* AUSGANGSTEXT
Zwei landwirtschaftliche Projekte und ein Mikrokreditprogramm

Momentan unterstützt Sabab Lou zwei landwirtschaftliche Projekte und ein Mikrokreditprogramm. Beim Anoshe-Women-Projekt im Nordosten Ghanas fördert die Stiftung 450 Frauen bei der Anpflanzung von Feldfrüchten auf einer Fläche von insgesamt 180 Hektar. Im vergangenen Jahr haben die Beschäftigten die Ernteerträge im Vergleich zum Vorjahr um fast 140 Prozent auf 39 800 Euro gesteigert.

Für uns seien das verschwindend geringe Beträge, sagt Keller-Bauer. „Die Frauen vor Ort schaffen es dadurch allerdings, über die Armutsgrenze von 1,25 Dollar (1,15 Euro) zu kommen.“ Aber nicht nur die Frauen selbst profitieren von dem Projekt, sondern auch ihre Familien. Die Zahl der Einwohner in den beteiligten Dörfern liegt bei 7150.

„Solche Projekte sind sinnvoll“, sagt Volker Seitz, ehemaliger Botschafter der Bundesrepublik in Kamerun. „Es ist eine Frage der Selbstachtung, dass die Menschen nicht von der Industrie der weißen Retter abhängig sind, sondern von ihrer eigenen Hände Arbeit leben.“ Die Gelder der Entwicklungshilfe kämen zu oft nur den afrikanischen Regierungen zugute.

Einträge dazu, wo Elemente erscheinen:
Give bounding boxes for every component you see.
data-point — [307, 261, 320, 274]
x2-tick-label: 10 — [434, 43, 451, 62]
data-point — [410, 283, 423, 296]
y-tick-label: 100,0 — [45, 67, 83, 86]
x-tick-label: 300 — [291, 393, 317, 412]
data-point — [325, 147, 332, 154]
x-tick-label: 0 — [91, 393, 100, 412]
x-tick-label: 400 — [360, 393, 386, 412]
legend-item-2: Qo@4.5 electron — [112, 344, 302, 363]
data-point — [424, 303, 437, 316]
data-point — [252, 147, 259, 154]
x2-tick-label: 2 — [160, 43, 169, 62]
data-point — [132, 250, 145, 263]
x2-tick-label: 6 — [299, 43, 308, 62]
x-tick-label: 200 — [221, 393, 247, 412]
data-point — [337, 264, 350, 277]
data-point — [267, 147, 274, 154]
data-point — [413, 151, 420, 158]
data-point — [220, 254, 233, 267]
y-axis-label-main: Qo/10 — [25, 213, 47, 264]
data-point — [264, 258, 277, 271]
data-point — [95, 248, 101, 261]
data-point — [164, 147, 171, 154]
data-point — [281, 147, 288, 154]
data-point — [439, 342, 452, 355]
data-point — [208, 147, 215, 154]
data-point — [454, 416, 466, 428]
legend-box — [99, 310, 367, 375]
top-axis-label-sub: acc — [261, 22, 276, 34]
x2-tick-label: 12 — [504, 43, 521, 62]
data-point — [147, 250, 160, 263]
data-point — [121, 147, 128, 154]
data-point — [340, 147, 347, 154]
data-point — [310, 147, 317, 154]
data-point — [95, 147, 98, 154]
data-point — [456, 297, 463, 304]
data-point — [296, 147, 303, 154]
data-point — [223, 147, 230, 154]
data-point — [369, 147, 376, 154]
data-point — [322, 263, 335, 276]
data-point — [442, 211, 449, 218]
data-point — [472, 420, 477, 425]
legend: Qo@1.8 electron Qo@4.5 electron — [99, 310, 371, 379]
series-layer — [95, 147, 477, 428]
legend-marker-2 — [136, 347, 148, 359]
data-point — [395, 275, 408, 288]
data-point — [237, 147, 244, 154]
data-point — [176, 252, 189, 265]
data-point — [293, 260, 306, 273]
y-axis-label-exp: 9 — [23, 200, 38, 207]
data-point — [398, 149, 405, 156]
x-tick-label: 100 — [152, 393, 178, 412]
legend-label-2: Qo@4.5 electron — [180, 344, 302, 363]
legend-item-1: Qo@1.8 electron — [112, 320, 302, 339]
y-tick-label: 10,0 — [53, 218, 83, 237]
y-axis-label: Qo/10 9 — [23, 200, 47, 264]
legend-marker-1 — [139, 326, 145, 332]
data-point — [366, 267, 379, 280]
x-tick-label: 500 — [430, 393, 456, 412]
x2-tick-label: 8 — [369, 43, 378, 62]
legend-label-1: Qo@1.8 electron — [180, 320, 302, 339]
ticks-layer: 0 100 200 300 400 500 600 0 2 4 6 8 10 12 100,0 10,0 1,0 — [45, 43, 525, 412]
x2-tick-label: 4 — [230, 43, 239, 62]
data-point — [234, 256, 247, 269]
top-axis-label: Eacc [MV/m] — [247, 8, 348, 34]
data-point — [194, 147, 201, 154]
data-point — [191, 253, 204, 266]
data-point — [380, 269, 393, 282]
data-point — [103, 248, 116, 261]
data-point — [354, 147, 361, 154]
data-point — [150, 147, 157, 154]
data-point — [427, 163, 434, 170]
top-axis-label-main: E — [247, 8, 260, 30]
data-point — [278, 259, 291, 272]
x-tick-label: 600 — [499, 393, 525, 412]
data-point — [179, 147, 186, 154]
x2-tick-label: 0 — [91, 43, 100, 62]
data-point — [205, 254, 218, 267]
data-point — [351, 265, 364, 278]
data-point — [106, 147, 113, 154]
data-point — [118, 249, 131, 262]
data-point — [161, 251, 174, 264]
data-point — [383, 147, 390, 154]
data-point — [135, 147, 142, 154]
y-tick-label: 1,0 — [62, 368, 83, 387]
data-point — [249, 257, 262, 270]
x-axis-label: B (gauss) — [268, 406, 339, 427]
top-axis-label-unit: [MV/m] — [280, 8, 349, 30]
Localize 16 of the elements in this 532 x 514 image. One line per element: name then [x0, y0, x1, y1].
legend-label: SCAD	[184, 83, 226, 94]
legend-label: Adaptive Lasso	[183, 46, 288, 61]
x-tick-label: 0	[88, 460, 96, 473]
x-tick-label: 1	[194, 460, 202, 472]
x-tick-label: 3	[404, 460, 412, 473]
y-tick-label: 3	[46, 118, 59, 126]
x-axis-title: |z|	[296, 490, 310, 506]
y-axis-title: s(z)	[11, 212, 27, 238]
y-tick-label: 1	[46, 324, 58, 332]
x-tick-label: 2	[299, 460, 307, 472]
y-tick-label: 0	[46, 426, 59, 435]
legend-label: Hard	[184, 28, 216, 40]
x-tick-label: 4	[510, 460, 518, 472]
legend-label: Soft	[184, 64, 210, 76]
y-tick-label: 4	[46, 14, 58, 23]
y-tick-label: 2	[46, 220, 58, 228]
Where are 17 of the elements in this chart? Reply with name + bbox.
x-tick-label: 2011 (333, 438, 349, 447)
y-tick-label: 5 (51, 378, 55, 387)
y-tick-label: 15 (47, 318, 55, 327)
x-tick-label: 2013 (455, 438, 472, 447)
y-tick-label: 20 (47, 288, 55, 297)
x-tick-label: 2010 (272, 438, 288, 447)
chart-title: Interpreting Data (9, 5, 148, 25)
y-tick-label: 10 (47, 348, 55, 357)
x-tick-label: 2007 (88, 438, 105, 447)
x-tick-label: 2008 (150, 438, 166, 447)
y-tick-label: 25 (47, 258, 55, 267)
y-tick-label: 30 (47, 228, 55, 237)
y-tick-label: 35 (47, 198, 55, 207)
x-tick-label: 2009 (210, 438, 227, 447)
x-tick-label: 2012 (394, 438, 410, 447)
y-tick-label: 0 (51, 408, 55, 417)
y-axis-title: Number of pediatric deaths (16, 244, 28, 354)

* ARBEITSAUFTRÄGE
1: Tausche in den Einträgen alles vom Anfang bis hinunter zur Zeile mit „x2-tick-label: 12 — [504, 43, 521, 62]“ „data-point“ gegen „Datenpunkt“ aus und gib diese Zeilen sonst unverändert wieder.
2: Führe den Text über die Projekte von Sabab Lou im Anschluss an seinen letzten Satz weiter.

* LÖSUNGEN NACH AUFGABE
1:
Give bounding boxes for every component you see.
Datenpunkt — [307, 261, 320, 274]
x2-tick-label: 10 — [434, 43, 451, 62]
Datenpunkt — [410, 283, 423, 296]
y-tick-label: 100,0 — [45, 67, 83, 86]
x-tick-label: 300 — [291, 393, 317, 412]
Datenpunkt — [325, 147, 332, 154]
x-tick-label: 0 — [91, 393, 100, 412]
x-tick-label: 400 — [360, 393, 386, 412]
legend-item-2: Qo@4.5 electron — [112, 344, 302, 363]
Datenpunkt — [424, 303, 437, 316]
Datenpunkt — [252, 147, 259, 154]
x2-tick-label: 2 — [160, 43, 169, 62]
Datenpunkt — [132, 250, 145, 263]
x2-tick-label: 6 — [299, 43, 308, 62]
x-tick-label: 200 — [221, 393, 247, 412]
Datenpunkt — [337, 264, 350, 277]
Datenpunkt — [267, 147, 274, 154]
Datenpunkt — [413, 151, 420, 158]
Datenpunkt — [220, 254, 233, 267]
y-axis-label-main: Qo/10 — [25, 213, 47, 264]
Datenpunkt — [264, 258, 277, 271]
Datenpunkt — [95, 248, 101, 261]
Datenpunkt — [164, 147, 171, 154]
Datenpunkt — [281, 147, 288, 154]
Datenpunkt — [439, 342, 452, 355]
Datenpunkt — [208, 147, 215, 154]
Datenpunkt — [454, 416, 466, 428]
legend-box — [99, 310, 367, 375]
top-axis-label-sub: acc — [261, 22, 276, 34]
x2-tick-label: 12 — [504, 43, 521, 62]

2:
Sabab Lou will die Projekte ausbauen

Auch das Baddibu-Projekt in Gambia unterstützt rund 400 Frauen bei dem Anbau und der Vermarktung von Gemüse. Die Mitarbeiter bearbeiten vier Gärten mit einer Gesamtfläche von elf Hektar. Keller-Bauer beobachtet bei beiden Projekten, dass die Zahl jener, die sich in Richtung Europa aufmachen, sinkt. In den Dörfern, die am Ghana-Projekt beteiligt sind, hat sich die sogenannte Abwanderungsrate im Vergleich zu 2013 von 165 Menschen auf 70 reduziert.

Während sich im Gambia-Projekt 2013 über 70 Menschen auf die Flucht gemacht haben, waren es im vergangenen Jahr nur noch sieben. Das zeigt, dass nicht nur die Mitarbeiter von den Projekten profitieren, sondern auch deren Familien. Es fliehen nämlich in der Regel die Männer. In den Betrieben jedoch arbeiten überwiegend Frauen.

„Dieser Aderlass ist in diesen Teilen Afrikas höchst problematisch“, sagt Keller-Bauer. Darum will Sabab Lou die Projekte in diesem Jahr ausbauen – und damit vor allem Jugendliche ansprechen, um sie zu halten.

Als Vorbild dient ein bereits etabliertes Mikrokreditprogramm der Stiftung: In der Stadt Offinso in Ghana vergibt die Sabab Lou jährlich Darlehen an mehrere Hundert Frauen, damit sie einen kleinen Geschäftsbetrieb aufbauen können. Bisher verzeichnet Keller-Bauer gerade mal einen Zahlungsausfall. Der Grund: Tod durch Aids.